__Instructions for the task__. Below are some records. Say how many of their lines include the string "cupboard", giving only the number.

----

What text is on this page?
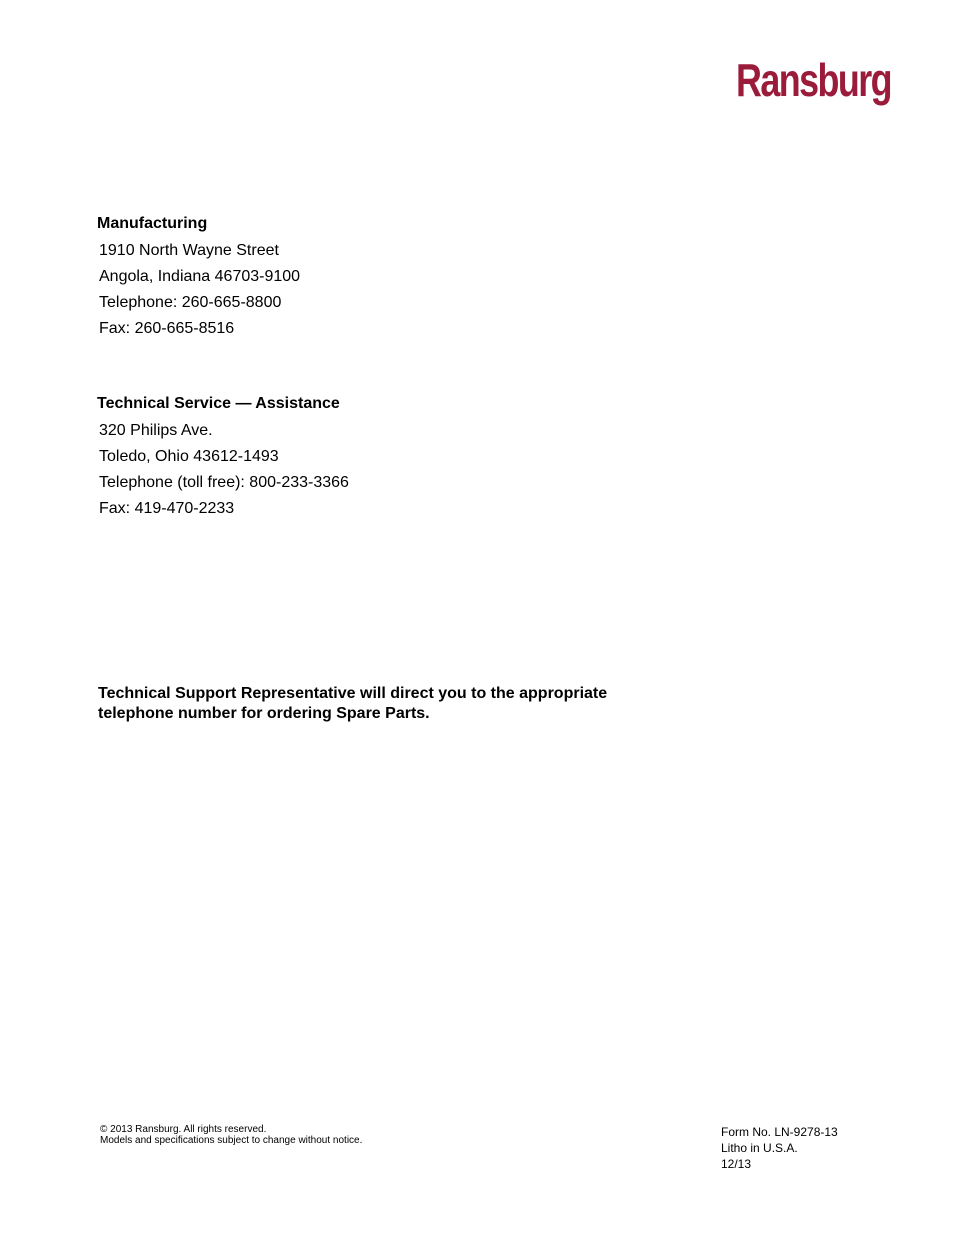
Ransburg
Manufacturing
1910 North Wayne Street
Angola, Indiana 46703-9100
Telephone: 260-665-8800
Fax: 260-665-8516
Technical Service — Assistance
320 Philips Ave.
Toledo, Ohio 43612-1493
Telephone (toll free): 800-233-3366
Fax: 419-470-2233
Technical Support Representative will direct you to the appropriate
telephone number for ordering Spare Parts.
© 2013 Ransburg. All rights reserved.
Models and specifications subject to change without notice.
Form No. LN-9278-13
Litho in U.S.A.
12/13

----

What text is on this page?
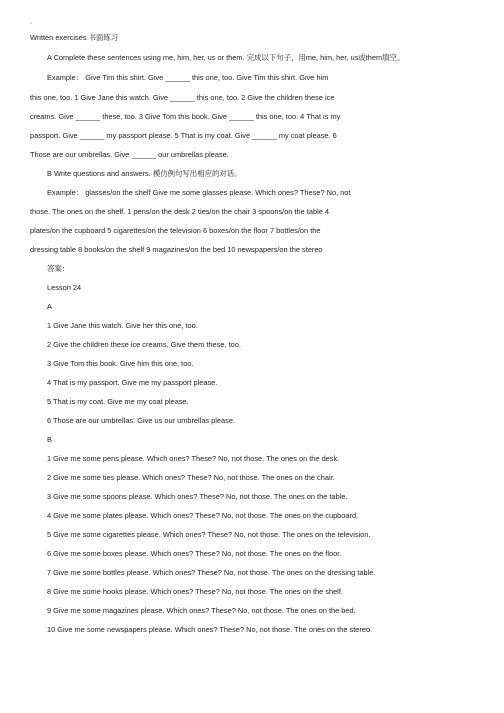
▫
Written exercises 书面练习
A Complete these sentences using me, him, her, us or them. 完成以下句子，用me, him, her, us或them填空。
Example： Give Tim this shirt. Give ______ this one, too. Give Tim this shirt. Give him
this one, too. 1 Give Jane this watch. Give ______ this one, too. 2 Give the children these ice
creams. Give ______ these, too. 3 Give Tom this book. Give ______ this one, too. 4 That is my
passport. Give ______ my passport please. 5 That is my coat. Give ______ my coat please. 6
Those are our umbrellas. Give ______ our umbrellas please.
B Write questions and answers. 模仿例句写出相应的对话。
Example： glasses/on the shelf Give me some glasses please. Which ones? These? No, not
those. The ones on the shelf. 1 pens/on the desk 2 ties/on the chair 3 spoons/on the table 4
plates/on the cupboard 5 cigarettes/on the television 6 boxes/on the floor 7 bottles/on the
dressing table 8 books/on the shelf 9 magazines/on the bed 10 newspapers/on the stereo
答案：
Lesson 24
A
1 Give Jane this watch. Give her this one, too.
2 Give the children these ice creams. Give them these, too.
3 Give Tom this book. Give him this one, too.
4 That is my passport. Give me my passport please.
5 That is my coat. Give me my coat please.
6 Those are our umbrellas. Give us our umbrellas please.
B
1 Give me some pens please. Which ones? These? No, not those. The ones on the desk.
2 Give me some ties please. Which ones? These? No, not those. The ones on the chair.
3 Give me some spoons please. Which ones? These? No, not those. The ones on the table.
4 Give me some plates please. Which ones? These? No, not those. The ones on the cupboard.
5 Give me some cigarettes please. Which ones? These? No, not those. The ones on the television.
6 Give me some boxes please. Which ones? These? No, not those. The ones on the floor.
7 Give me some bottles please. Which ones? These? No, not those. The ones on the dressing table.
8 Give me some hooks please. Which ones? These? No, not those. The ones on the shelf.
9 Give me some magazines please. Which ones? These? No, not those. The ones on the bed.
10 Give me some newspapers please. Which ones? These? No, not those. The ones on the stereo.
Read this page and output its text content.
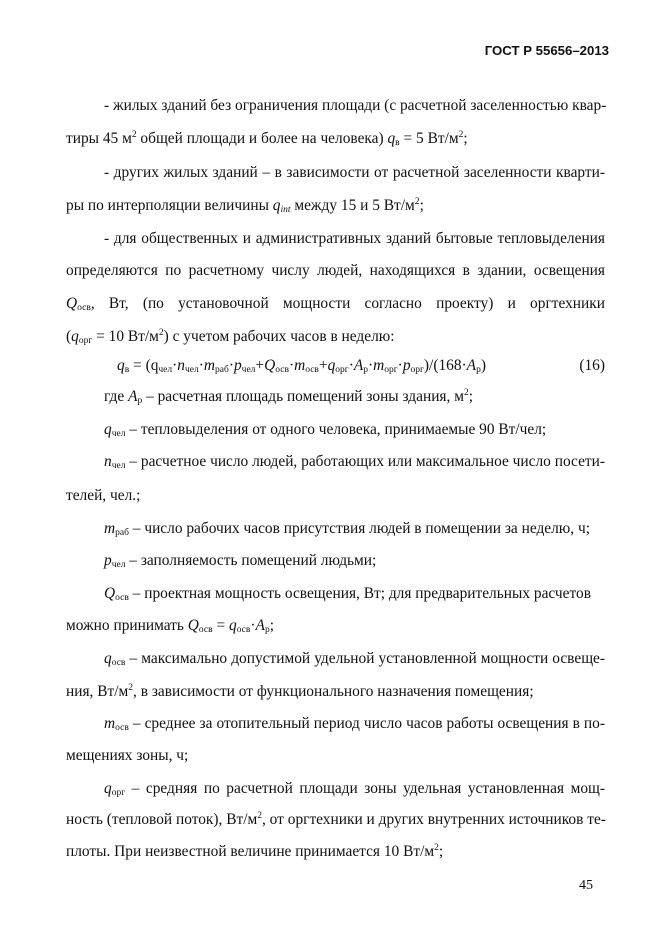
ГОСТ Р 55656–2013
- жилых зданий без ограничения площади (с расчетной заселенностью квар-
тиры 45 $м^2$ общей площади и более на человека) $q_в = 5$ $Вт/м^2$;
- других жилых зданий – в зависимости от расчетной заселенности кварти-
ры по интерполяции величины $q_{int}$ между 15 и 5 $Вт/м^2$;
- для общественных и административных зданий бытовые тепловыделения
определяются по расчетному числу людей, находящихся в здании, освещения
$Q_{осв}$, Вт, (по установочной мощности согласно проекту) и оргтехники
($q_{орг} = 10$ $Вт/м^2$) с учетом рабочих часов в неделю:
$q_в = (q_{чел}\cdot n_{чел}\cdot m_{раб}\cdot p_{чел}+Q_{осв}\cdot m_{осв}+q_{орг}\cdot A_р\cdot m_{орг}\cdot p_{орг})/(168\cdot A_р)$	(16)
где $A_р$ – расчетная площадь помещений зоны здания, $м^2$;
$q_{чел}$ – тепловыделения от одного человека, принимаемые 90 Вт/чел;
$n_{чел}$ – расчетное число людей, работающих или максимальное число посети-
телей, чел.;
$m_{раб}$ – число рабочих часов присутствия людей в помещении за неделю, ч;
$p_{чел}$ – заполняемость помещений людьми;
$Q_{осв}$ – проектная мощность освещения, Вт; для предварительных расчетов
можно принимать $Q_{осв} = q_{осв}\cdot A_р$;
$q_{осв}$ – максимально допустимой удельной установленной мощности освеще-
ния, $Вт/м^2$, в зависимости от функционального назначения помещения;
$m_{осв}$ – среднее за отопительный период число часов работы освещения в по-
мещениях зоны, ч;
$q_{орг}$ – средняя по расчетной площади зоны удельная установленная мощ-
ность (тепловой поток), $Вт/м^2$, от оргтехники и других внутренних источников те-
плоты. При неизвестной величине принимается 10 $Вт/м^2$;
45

----

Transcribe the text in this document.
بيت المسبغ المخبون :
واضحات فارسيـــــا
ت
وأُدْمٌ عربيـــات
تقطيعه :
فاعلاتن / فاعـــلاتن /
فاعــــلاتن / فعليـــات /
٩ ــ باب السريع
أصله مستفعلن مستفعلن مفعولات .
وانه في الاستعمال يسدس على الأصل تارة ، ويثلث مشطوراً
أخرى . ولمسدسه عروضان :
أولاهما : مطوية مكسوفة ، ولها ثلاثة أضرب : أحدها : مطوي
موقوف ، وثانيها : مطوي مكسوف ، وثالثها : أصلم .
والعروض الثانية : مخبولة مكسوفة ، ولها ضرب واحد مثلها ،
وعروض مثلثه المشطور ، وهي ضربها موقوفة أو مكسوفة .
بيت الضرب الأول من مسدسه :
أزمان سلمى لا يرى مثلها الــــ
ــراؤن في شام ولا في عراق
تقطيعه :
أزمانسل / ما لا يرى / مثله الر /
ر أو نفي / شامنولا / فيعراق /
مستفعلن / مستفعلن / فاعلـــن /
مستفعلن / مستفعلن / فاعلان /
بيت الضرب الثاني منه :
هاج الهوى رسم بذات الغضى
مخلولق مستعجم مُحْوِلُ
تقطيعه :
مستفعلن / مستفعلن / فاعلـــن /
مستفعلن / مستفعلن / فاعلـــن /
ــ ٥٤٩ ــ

----

__Exercise result__. 2